== Objectif 1 ==
Résumez en deux phrases l'intervention de Michel Sapin sur la sécurisation de l'emploi.
== Objectif 2 ==
Dans l'intervention de Michel Sapin, relevez tous les échelons de la vie sociale où il situe la négociation ou la circulation de l'information.
== Objectif 3 ==
Poursuivez l'intervention de Michel Sapin sur la sécurisation de l'emploi à partir de sa dernière phrase.

== Texte fourni ==
+ + +
Intervention de Michel Sapin

Réunion du 19 avril 2013 à 9h30
Sécurisation de l'emploi — Article 1er

Michel Sapin, ministre :

La question ne se pose donc que si la négociation a lieu au niveau de la branche.

À cet égard, je souhaite simplement faire un constat, sur lequel nous nous accorderons sans doute : puisque les salariés sont représentés par leurs organisations syndicales au niveau de la branche, c’est à ce niveau que la négociation doit être menée ! On ne peut pas prévoir des mécanismes d’allers et retours continuels, ne serait-ce que d’une branche vers chacune des entreprises concernées. Je vous laisse imaginer la complexité de ce système ! De surcroît, ce dispositif serait contraire au principe même de la représentation de branche.

Or nous accordons tous une grande importance à ces négociations de branche, qui donnent plus de force et de capacité de négociation aux salariés vis-à-vis des employeurs.

Ainsi, même si ces amendements partent d’une bonne intention, ils recèlent une certaine contradiction.

Parallèlement, à l’échelle nationale, chaque syndicat aura sans nul doute à cœur de transmettre l’information, afin que, dans d’autres branches, ces négociations puissent bénéficier du contexte et des manières de procéder de tel ou tel secteur. Cependant, je ne vois pas à quel titre on pourrait contraindre les branches à se dessaisir pour aller informer le niveau national. Ce système ne fonctionnerait pas.

C’est la raison pour laquelle, eu égard au bon fonctionnement de la mécanique sociale, et compte tenu de l’importance que nous accordons tous aux organisations syndicales et à leurs capacités de négociation au niveau de la branche, le Gouvernement demande le retrait de ces amendements. À défaut, il émettra un avis défavorable.

J’en viens aux autres amendements et me tourne maintenant vers l’autre côté de l’hémicycle.

Sur le sujet de la clause de désignation, je répéterai d’une manière aussi simple que possible ce que j’ai déjà dit hier. Les partenaires sociaux doivent avoir la plus grande liberté, pour pouvoir occuper tout le spectre de la négociation, depuis l’entreprise qui choisit seule, en toute transparence – je l’espère ! –, la meilleure garantie qu’elle peut souhaiter pour elle-même et pour ses salariés, jusqu’à la mutualisation la plus forte possible, obtenue lorsqu’un seul organisme contracte dans la branche considérée.

Certes, vos propositions ont évolué pour tenir compte des arguments que j’ai pu apporter, ce dont je vous remercie. Toutefois, d’une manière ou d’une autre, ces amendements conduisent à se priver d’au moins une solution : celle où l’on ne compterait qu’un seul organisme.
+ + +
== Lignes enregistrées ==
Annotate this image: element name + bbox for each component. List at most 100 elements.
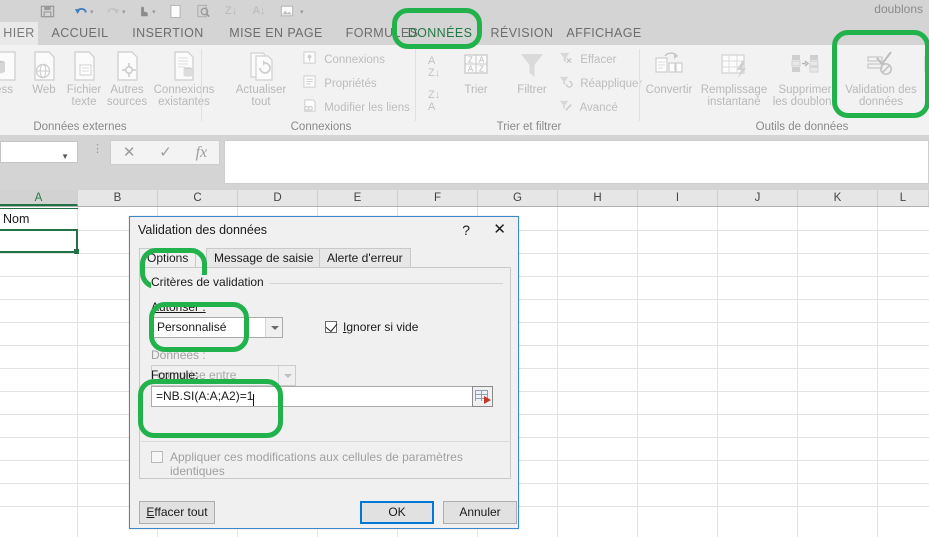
column-header-j[interactable]: J	[718, 190, 798, 206]
picture-icon[interactable]	[278, 2, 296, 20]
ribbon-button-effacer[interactable]: Effacer	[558, 51, 616, 69]
ribbon: ess Web Fichier texte Autres sources	[0, 45, 929, 136]
column-header-l[interactable]: L	[878, 190, 929, 206]
sort-desc-icon[interactable]: A↓	[250, 2, 268, 20]
group-separator	[201, 49, 202, 121]
touch-mode-dropdown-icon[interactable]: ▾	[152, 9, 156, 16]
fill-handle[interactable]	[74, 249, 79, 254]
tab-insertion[interactable]: INSERTION	[122, 22, 214, 45]
ribbon-button-label-line1: Autres	[110, 84, 144, 96]
annuler-button[interactable]: Annuler	[443, 501, 517, 524]
svg-text:A: A	[479, 56, 485, 65]
ribbon-group-title: Données externes	[33, 121, 127, 133]
sort-asc-icon[interactable]: Z↓	[222, 2, 240, 20]
column-header-c[interactable]: C	[158, 190, 238, 206]
tab-fichier[interactable]: HIER	[0, 22, 38, 45]
ribbon-button-supprimer-les-doublons[interactable]: Supprimer les doublons	[770, 48, 840, 108]
range-selector-icon[interactable]	[472, 386, 493, 407]
ribbon-group-connexions: Actualiser tout Connexions Propriétés Mo…	[226, 45, 416, 135]
ribbon-button-trier[interactable]: ZAAZ Trier	[452, 48, 500, 96]
ignorer-si-vide-checkbox[interactable]	[325, 319, 338, 333]
column-header-f[interactable]: F	[398, 190, 478, 206]
name-box[interactable]: ▼	[0, 141, 78, 163]
sort-dialog-icon: ZAAZ	[452, 50, 500, 82]
ok-button[interactable]: OK	[360, 501, 434, 524]
ribbon-button-autres-sources[interactable]: Autres sources	[99, 48, 155, 108]
chevron-down-icon[interactable]	[265, 318, 282, 337]
new-document-icon[interactable]	[166, 2, 184, 20]
gridline	[797, 207, 798, 537]
ribbon-button-proprietes[interactable]: Propriétés	[302, 75, 377, 93]
formula-input[interactable]	[224, 140, 929, 184]
tab-accueil[interactable]: ACCUEIL	[42, 22, 118, 45]
print-preview-icon[interactable]	[194, 2, 212, 20]
column-header-e[interactable]: E	[318, 190, 398, 206]
column-header-b[interactable]: B	[78, 190, 158, 206]
touch-mode-icon[interactable]	[134, 2, 152, 20]
autoriser-combo[interactable]: Personnalisé	[151, 317, 283, 338]
ribbon-button-label-line2: existantes	[158, 96, 210, 108]
ribbon-group-trier-et-filtrer: A Z↓ Z↓ A ZAAZ Trier Filtrer Effacer Réapp…	[418, 45, 642, 135]
tab-options[interactable]: Options	[139, 248, 197, 268]
ribbon-button-label-line2: sources	[106, 96, 148, 108]
chevron-down-icon[interactable]	[278, 366, 295, 385]
ribbon-button-validation-des-donnees[interactable]: Validation des données	[842, 48, 920, 108]
formule-input[interactable]: =NB.SI(A:A;A2)=1	[151, 386, 488, 407]
tab-message-de-saisie[interactable]: Message de saisie	[206, 248, 322, 268]
ribbon-button-actualiser-tout[interactable]: Actualiser tout	[230, 48, 292, 108]
ribbon-button-avance[interactable]: Avancé	[558, 99, 618, 117]
undo-dropdown-icon[interactable]: ▾	[90, 9, 94, 16]
appliquer-modifications-checkbox[interactable]	[151, 451, 163, 463]
tab-revision[interactable]: RÉVISION	[482, 22, 562, 45]
ribbon-button-label-line2: instantané	[707, 96, 761, 108]
ignorer-si-vide-label: Ignorer si vide	[343, 320, 419, 334]
appliquer-modifications-label: Appliquer ces modifications aux cellules…	[170, 450, 463, 478]
ribbon-button-label: Filtrer	[517, 84, 547, 96]
undo-icon[interactable]	[72, 2, 90, 20]
ribbon-button-label-line1: Connexions	[153, 84, 215, 96]
column-header-k[interactable]: K	[798, 190, 878, 206]
data-validation-dialog: Validation des données ? ✕ Options Messa…	[129, 216, 519, 529]
redo-dropdown-icon[interactable]: ▾	[122, 9, 126, 16]
column-header-a[interactable]: A	[0, 190, 78, 206]
column-selection-indicator	[0, 208, 78, 209]
redo-icon[interactable]	[104, 2, 122, 20]
cell-a1[interactable]: Nom	[3, 212, 29, 226]
tab-mise-en-page[interactable]: MISE EN PAGE	[218, 22, 334, 45]
chevron-down-icon[interactable]: ▼	[61, 153, 69, 161]
help-icon[interactable]: ?	[462, 220, 470, 240]
ribbon-button-reappliquer[interactable]: Réappliquer	[558, 75, 642, 93]
filter-funnel-icon	[506, 50, 558, 82]
accept-icon[interactable]: ✓	[159, 145, 172, 160]
sort-az-icon[interactable]: A Z↓	[428, 55, 440, 79]
active-cell-a2[interactable]	[0, 229, 78, 253]
sort-za-icon[interactable]: Z↓ A	[428, 89, 440, 113]
qat-more-icon[interactable]: ▾	[300, 9, 304, 16]
ribbon-button-remplissage-instantane[interactable]: Remplissage instantané	[695, 48, 773, 108]
effacer-tout-button[interactable]: Effacer tout	[139, 501, 215, 524]
ribbon-button-label: Convertir	[645, 84, 693, 96]
ribbon-tabstrip: HIER ACCUEIL INSERTION MISE EN PAGE FORM…	[0, 22, 929, 45]
ribbon-button-connexions[interactable]: Connexions	[302, 51, 385, 69]
ribbon-button-label: Propriétés	[324, 78, 377, 90]
column-header-h[interactable]: H	[558, 190, 638, 206]
column-header-d[interactable]: D	[238, 190, 318, 206]
fx-icon[interactable]: fx	[196, 144, 208, 161]
save-icon[interactable]	[38, 2, 56, 20]
ribbon-button-modifier-les-liens[interactable]: Modifier les liens	[302, 99, 410, 117]
tab-alerte-d-erreur[interactable]: Alerte d'erreur	[319, 248, 411, 268]
column-header-g[interactable]: G	[478, 190, 558, 206]
cancel-icon[interactable]: ✕	[123, 145, 136, 160]
tab-affichage[interactable]: AFFICHAGE	[558, 22, 650, 45]
close-icon[interactable]: ✕	[493, 220, 506, 240]
column-header-i[interactable]: I	[638, 190, 718, 206]
tab-donnees[interactable]: DONNÉES	[398, 22, 482, 45]
ribbon-button-convertir[interactable]: Convertir	[642, 48, 696, 96]
ribbon-group-title: Trier et filtrer	[496, 121, 562, 133]
ribbon-button-filtrer[interactable]: Filtrer	[506, 48, 558, 96]
autoriser-label: Autoriser :	[151, 300, 206, 314]
formule-label-text: Formule:	[151, 368, 199, 382]
ribbon-group-title: Outils de données	[755, 121, 849, 133]
ribbon-button-outils-more[interactable]	[918, 48, 929, 84]
ribbon-button-connexions-existantes[interactable]: Connexions existantes	[150, 48, 218, 108]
+ + +
== Réponse rédigée 1 ==
Michel Sapin juge que la négociation doit se mener au niveau de la branche, où les salariés sont représentés par leurs syndicats, sans allers et retours avec chaque entreprise ni obligation pour les branches d'informer le niveau national. Le Gouvernement demande donc le retrait de ces amendements, sinon il donnera un avis défavorable, et, sur la clause de désignation, le ministre défend la plus grande liberté des partenaires sociaux et reproche aux autres amendements d'exclure la solution d'un seul organisme.

== Réponse rédigée 2 ==
- la branche
- l'entreprise
- le niveau national

== Réponse rédigée 3 ==
Je le répète : à mon sens, il convient de préserver la plus grande liberté possible pour les syndicats, afin qu’ils puissent couvrir tout le spectre, comme c’est le cas aujourd’hui.

Une partie de votre raisonnement se fonde sur l’avis de l’Autorité de la concurrence. Vous l’avez rappelé, cette institution ne considère pas le dispositif actuel comme illégal ou illicite. Aucune juridiction, aucun organisme n’estime du reste qu’il serait contraire à notre droit, à la Constitution ou à je ne sais quelle convention. Il est légal et licite. L’Autorité de la concurrence constate simplement, à travers de nombreux éléments d’appréciation, qu’elle est aujourd’hui en capacité de formuler quelques remarques concernant la transparence et la concurrence. En conséquence, elle s’appuie sur un certain nombre d’inconvénients que le dispositif présente aujourd’hui pour empêcher, demain, les partenaires sociaux d’utiliser la clause de désignation.

Pour ma part, je vous propose simplement d’inverser le raisonnement : supprimons ce qui, aujourd’hui, ne fonctionne pas, pour permettre à chacun des partenaires sociaux d’utiliser de manière efficace et transparente l’ensemble du dispositif.

L’Autorité de la concurrence considère en somme que le dispositif actuel est malade et qu’il faut s’en protéger demain, alors que, moi, je propose qu’on le soigne aujourd’hui afin d’assurer ensuite la plus grande liberté possible.

C’est, me semble-t-il, un raisonnement sur lequel nous devrions pouvoir nous rejoindre.

Je le répète, les deux piliers de ce projet de loi sont la liberté et la transparence.

Les partenaires sociaux auront ainsi la liberté d’utiliser tout dispositif de leur choix, jusqu’à la mutualisation totale, qui est à l’avantage des entreprises et des salariés, mais ils devront le faire dans le cadre de mécanismes qui assureront une transparence et une concurrence absolues, mécanismes qu’il m’appartiendra de fixer par décret, en coordination avec divers organismes et après avoir pris, bien entendu, l’avis de l’Autorité de la concurrence.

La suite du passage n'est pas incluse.